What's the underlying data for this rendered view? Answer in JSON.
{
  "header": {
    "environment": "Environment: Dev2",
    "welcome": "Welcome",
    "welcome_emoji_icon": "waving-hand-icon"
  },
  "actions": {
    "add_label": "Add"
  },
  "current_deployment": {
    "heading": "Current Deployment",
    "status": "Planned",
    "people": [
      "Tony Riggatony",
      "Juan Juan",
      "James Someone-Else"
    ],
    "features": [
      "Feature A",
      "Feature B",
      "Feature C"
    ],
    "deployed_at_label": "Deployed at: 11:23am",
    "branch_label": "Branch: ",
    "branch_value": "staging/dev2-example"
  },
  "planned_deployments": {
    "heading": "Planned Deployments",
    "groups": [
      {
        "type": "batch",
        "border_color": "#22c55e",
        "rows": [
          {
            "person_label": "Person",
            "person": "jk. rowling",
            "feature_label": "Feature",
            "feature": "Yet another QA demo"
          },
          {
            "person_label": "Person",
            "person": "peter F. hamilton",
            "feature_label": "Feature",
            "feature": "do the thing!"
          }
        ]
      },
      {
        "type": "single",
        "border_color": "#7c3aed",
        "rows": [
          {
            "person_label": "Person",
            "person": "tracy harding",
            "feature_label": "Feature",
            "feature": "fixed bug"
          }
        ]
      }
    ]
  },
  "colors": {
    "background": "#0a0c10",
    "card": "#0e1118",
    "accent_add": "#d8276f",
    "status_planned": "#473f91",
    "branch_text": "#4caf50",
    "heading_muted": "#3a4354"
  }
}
+++++
**TO BE DONE**. Return the listing above in full, character for character.

**WORKED SOLUTION**.
What's the underlying data for this rendered view? Answer in JSON.
{
  "header": {
    "environment": "Environment: Dev2",
    "welcome": "Welcome",
    "welcome_emoji_icon": "waving-hand-icon"
  },
  "actions": {
    "add_label": "Add"
  },
  "current_deployment": {
    "heading": "Current Deployment",
    "status": "Planned",
    "people": [
      "Tony Riggatony",
      "Juan Juan",
      "James Someone-Else"
    ],
    "features": [
      "Feature A",
      "Feature B",
      "Feature C"
    ],
    "deployed_at_label": "Deployed at: 11:23am",
    "branch_label": "Branch: ",
    "branch_value": "staging/dev2-example"
  },
  "planned_deployments": {
    "heading": "Planned Deployments",
    "groups": [
      {
        "type": "batch",
        "border_color": "#22c55e",
        "rows": [
          {
            "person_label": "Person",
            "person": "jk. rowling",
            "feature_label": "Feature",
            "feature": "Yet another QA demo"
          },
          {
            "person_label": "Person",
            "person": "peter F. hamilton",
            "feature_label": "Feature",
            "feature": "do the thing!"
          }
        ]
      },
      {
        "type": "single",
        "border_color": "#7c3aed",
        "rows": [
          {
            "person_label": "Person",
            "person": "tracy harding",
            "feature_label": "Feature",
            "feature": "fixed bug"
          }
        ]
      }
    ]
  },
  "colors": {
    "background": "#0a0c10",
    "card": "#0e1118",
    "accent_add": "#d8276f",
    "status_planned": "#473f91",
    "branch_text": "#4caf50",
    "heading_muted": "#3a4354"
  }
}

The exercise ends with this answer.